▶ **Task directions**
In the listing below, identify each line with the word "into" and return those lines.

▶ **Data entries for graphics**

- - -

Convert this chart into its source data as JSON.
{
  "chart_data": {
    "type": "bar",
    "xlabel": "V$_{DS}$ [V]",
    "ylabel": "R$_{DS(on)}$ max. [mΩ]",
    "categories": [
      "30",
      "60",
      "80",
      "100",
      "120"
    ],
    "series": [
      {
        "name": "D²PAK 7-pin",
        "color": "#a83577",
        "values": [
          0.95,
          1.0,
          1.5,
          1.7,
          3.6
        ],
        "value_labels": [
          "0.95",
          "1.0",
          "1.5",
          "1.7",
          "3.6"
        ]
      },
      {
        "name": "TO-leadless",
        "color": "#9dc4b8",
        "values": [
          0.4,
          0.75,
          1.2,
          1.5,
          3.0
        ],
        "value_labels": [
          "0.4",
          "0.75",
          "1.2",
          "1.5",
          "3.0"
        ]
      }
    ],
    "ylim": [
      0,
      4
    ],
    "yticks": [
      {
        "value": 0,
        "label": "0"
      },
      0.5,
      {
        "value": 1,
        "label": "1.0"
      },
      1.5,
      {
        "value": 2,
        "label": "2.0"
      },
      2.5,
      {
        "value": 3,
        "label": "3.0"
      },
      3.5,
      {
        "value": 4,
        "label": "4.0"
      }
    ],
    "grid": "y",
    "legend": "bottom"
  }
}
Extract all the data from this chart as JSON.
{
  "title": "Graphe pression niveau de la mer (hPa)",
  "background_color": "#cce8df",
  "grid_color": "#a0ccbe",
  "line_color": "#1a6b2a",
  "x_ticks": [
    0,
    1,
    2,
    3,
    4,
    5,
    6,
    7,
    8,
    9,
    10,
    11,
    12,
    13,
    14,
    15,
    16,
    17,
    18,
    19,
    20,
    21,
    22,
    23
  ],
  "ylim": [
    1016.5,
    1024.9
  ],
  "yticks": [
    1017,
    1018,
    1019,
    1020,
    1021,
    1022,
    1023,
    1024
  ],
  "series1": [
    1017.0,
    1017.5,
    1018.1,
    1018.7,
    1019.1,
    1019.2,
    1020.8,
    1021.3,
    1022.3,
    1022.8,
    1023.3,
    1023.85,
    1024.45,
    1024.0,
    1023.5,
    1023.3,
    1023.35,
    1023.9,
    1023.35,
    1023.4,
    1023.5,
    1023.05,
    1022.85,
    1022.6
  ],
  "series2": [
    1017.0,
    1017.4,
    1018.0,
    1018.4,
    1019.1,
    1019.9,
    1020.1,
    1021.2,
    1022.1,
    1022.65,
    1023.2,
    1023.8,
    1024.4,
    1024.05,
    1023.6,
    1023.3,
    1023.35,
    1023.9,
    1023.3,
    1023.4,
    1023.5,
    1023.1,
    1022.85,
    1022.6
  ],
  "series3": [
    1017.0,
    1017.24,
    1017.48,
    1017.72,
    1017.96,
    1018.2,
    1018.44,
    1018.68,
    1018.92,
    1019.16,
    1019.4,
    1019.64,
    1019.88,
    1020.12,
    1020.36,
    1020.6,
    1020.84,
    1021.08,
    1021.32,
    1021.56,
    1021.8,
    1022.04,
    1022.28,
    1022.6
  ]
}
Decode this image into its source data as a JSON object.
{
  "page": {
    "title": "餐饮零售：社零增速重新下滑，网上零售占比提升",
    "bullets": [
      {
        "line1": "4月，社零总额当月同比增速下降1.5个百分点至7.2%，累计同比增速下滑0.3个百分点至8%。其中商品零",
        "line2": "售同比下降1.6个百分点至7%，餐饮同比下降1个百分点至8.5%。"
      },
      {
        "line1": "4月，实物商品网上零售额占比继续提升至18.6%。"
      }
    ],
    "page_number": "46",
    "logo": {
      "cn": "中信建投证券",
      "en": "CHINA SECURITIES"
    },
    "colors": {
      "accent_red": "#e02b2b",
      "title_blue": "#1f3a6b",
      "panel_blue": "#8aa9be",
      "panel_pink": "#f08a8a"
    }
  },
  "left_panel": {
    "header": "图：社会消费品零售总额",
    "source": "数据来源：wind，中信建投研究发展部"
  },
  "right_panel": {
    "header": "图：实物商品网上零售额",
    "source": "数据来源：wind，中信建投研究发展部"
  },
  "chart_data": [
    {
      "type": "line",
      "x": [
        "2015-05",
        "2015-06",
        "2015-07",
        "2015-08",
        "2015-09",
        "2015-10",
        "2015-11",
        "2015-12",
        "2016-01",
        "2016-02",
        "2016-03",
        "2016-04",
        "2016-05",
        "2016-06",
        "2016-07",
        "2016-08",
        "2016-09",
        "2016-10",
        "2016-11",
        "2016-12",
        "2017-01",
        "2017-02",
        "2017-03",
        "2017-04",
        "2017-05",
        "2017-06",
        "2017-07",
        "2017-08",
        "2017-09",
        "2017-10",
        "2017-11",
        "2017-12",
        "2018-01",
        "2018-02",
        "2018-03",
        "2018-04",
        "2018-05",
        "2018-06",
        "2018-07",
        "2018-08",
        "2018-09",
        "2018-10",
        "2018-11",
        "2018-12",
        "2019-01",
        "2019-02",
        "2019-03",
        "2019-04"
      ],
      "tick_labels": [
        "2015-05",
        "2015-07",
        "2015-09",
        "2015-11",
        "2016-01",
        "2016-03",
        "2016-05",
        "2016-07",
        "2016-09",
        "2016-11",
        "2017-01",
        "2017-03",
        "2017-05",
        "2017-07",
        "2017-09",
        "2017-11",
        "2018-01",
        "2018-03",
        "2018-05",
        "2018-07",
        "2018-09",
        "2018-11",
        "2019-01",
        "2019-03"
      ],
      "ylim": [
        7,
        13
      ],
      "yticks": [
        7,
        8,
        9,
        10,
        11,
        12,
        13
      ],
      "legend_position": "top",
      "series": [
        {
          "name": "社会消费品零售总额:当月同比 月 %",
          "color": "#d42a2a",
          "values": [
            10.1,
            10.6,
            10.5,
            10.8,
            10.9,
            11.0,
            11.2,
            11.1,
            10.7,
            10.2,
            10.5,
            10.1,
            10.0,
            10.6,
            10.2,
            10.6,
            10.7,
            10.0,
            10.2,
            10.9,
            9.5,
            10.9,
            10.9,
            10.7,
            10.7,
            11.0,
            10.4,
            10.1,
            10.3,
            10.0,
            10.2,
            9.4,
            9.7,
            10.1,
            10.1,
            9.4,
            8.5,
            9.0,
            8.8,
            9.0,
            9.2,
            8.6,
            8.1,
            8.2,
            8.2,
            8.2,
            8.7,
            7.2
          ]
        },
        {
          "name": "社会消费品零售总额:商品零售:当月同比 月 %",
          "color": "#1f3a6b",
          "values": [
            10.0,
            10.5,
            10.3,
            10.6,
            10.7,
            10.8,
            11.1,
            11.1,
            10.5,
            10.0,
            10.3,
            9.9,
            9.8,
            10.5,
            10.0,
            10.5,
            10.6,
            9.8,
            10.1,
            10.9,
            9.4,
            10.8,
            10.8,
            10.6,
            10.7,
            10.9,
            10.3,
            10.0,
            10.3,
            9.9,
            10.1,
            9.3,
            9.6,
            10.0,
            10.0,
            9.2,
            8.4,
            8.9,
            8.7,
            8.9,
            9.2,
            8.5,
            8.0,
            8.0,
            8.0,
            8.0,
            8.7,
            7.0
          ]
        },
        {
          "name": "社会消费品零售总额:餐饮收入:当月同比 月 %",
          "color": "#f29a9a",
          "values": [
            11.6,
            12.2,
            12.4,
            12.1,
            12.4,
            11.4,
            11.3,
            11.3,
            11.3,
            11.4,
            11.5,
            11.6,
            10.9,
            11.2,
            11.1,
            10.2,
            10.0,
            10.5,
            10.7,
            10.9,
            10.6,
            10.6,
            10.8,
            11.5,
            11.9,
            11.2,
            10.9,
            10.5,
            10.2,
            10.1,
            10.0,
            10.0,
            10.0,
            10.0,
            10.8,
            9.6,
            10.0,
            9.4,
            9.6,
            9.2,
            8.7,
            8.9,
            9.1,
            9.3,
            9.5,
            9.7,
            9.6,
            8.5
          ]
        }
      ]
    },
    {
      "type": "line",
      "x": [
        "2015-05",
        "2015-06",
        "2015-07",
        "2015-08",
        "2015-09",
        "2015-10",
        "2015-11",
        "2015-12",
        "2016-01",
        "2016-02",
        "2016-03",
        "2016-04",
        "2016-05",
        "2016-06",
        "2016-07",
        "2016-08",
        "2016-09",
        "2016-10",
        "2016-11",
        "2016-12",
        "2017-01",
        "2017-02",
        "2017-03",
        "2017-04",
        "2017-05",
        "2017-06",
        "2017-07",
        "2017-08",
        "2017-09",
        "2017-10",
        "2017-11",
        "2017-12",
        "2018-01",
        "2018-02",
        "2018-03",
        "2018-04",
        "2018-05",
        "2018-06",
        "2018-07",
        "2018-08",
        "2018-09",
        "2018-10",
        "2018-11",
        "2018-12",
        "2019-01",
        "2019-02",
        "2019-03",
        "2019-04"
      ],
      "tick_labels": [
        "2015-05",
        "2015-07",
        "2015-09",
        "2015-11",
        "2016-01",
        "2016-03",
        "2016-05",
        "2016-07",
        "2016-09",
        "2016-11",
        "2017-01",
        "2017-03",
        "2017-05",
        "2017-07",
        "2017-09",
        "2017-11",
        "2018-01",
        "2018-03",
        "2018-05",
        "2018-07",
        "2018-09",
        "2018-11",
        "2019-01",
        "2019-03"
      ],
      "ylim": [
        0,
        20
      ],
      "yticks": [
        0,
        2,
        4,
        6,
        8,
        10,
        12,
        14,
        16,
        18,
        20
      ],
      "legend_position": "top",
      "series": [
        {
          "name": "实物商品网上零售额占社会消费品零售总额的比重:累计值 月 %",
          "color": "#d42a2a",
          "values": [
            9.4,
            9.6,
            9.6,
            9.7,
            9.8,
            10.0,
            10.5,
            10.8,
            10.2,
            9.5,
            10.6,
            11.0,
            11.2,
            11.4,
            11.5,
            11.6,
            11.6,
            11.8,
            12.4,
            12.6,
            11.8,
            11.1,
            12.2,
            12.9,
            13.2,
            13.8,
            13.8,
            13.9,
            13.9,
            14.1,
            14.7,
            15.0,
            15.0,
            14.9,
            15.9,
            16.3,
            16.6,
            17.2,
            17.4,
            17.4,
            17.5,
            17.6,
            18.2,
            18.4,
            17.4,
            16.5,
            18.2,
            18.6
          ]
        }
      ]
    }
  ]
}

- - -

▶ **Final result**
Convert this chart into its source data as JSON.
Decode this image into its source data as a JSON object.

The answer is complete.